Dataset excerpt
^^^^^^^^^^^^^^^^

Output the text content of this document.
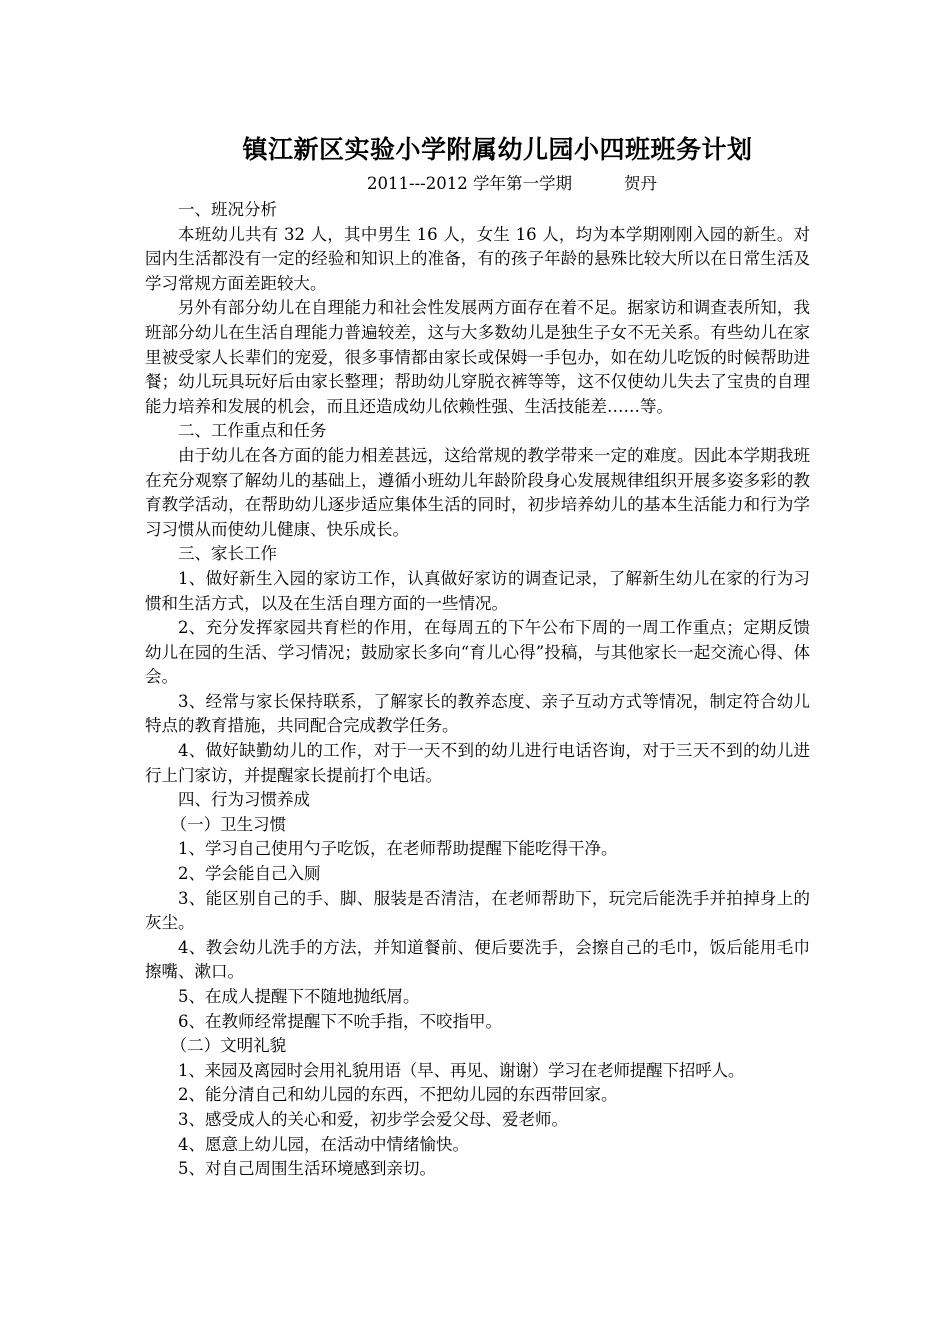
镇江新区实验小学附属幼儿园小四班班务计划
2011---2012 学年第一学期	贺丹

一、班况分析

本班幼儿共有 32 人，其中男生 16 人，女生 16 人，均为本学期刚刚入园的新生。对园内生活都没有一定的经验和知识上的准备，有的孩子年龄的悬殊比较大所以在日常生活及学习常规方面差距较大。

另外有部分幼儿在自理能力和社会性发展两方面存在着不足。据家访和调查表所知，我班部分幼儿在生活自理能力普遍较差，这与大多数幼儿是独生子女不无关系。有些幼儿在家里被受家人长辈们的宠爱，很多事情都由家长或保姆一手包办，如在幼儿吃饭的时候帮助进餐；幼儿玩具玩好后由家长整理；帮助幼儿穿脱衣裤等等，这不仅使幼儿失去了宝贵的自理能力培养和发展的机会，而且还造成幼儿依赖性强、生活技能差……等。

二、工作重点和任务

由于幼儿在各方面的能力相差甚远，这给常规的教学带来一定的难度。因此本学期我班在充分观察了解幼儿的基础上，遵循小班幼儿年龄阶段身心发展规律组织开展多姿多彩的教育教学活动，在帮助幼儿逐步适应集体生活的同时，初步培养幼儿的基本生活能力和行为学习习惯从而使幼儿健康、快乐成长。

三、家长工作

1、做好新生入园的家访工作，认真做好家访的调查记录，了解新生幼儿在家的行为习惯和生活方式，以及在生活自理方面的一些情况。

2、充分发挥家园共育栏的作用，在每周五的下午公布下周的一周工作重点；定期反馈幼儿在园的生活、学习情况；鼓励家长多向“育儿心得”投稿，与其他家长一起交流心得、体会。

3、经常与家长保持联系，了解家长的教养态度、亲子互动方式等情况，制定符合幼儿特点的教育措施，共同配合完成教学任务。

4、做好缺勤幼儿的工作，对于一天不到的幼儿进行电话咨询，对于三天不到的幼儿进行上门家访，并提醒家长提前打个电话。

四、行为习惯养成

（一）卫生习惯

1、学习自己使用勺子吃饭，在老师帮助提醒下能吃得干净。

2、学会能自己入厕

3、能区别自己的手、脚、服装是否清洁，在老师帮助下，玩完后能洗手并拍掉身上的灰尘。

4、教会幼儿洗手的方法，并知道餐前、便后要洗手，会擦自己的毛巾，饭后能用毛巾擦嘴、漱口。

5、在成人提醒下不随地抛纸屑。

6、在教师经常提醒下不吮手指，不咬指甲。

（二）文明礼貌

1、来园及离园时会用礼貌用语（早、再见、谢谢）学习在老师提醒下招呼人。

2、能分清自己和幼儿园的东西，不把幼儿园的东西带回家。

3、感受成人的关心和爱，初步学会爱父母、爱老师。

4、愿意上幼儿园，在活动中情绪愉快。

5、对自己周围生活环境感到亲切。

^^^^^^^^^^^^^^^^

▶ _TASK PROMPT_
Leave the pictures out and output the rest of the listing exactly.

▶ _FINISHED ANSWER_
Output the text content of this document.
镇江新区实验小学附属幼儿园小四班班务计划
2011---2012 学年第一学期	贺丹

一、班况分析

本班幼儿共有 32 人，其中男生 16 人，女生 16 人，均为本学期刚刚入园的新生。对园内生活都没有一定的经验和知识上的准备，有的孩子年龄的悬殊比较大所以在日常生活及学习常规方面差距较大。

另外有部分幼儿在自理能力和社会性发展两方面存在着不足。据家访和调查表所知，我班部分幼儿在生活自理能力普遍较差，这与大多数幼儿是独生子女不无关系。有些幼儿在家里被受家人长辈们的宠爱，很多事情都由家长或保姆一手包办，如在幼儿吃饭的时候帮助进餐；幼儿玩具玩好后由家长整理；帮助幼儿穿脱衣裤等等，这不仅使幼儿失去了宝贵的自理能力培养和发展的机会，而且还造成幼儿依赖性强、生活技能差……等。

二、工作重点和任务

由于幼儿在各方面的能力相差甚远，这给常规的教学带来一定的难度。因此本学期我班在充分观察了解幼儿的基础上，遵循小班幼儿年龄阶段身心发展规律组织开展多姿多彩的教育教学活动，在帮助幼儿逐步适应集体生活的同时，初步培养幼儿的基本生活能力和行为学习习惯从而使幼儿健康、快乐成长。

三、家长工作

1、做好新生入园的家访工作，认真做好家访的调查记录，了解新生幼儿在家的行为习惯和生活方式，以及在生活自理方面的一些情况。

2、充分发挥家园共育栏的作用，在每周五的下午公布下周的一周工作重点；定期反馈幼儿在园的生活、学习情况；鼓励家长多向“育儿心得”投稿，与其他家长一起交流心得、体会。

3、经常与家长保持联系，了解家长的教养态度、亲子互动方式等情况，制定符合幼儿特点的教育措施，共同配合完成教学任务。

4、做好缺勤幼儿的工作，对于一天不到的幼儿进行电话咨询，对于三天不到的幼儿进行上门家访，并提醒家长提前打个电话。

四、行为习惯养成

（一）卫生习惯

1、学习自己使用勺子吃饭，在老师帮助提醒下能吃得干净。

2、学会能自己入厕

3、能区别自己的手、脚、服装是否清洁，在老师帮助下，玩完后能洗手并拍掉身上的灰尘。

4、教会幼儿洗手的方法，并知道餐前、便后要洗手，会擦自己的毛巾，饭后能用毛巾擦嘴、漱口。

5、在成人提醒下不随地抛纸屑。

6、在教师经常提醒下不吮手指，不咬指甲。

（二）文明礼貌

1、来园及离园时会用礼貌用语（早、再见、谢谢）学习在老师提醒下招呼人。

2、能分清自己和幼儿园的东西，不把幼儿园的东西带回家。

3、感受成人的关心和爱，初步学会爱父母、爱老师。

4、愿意上幼儿园，在活动中情绪愉快。

5、对自己周围生活环境感到亲切。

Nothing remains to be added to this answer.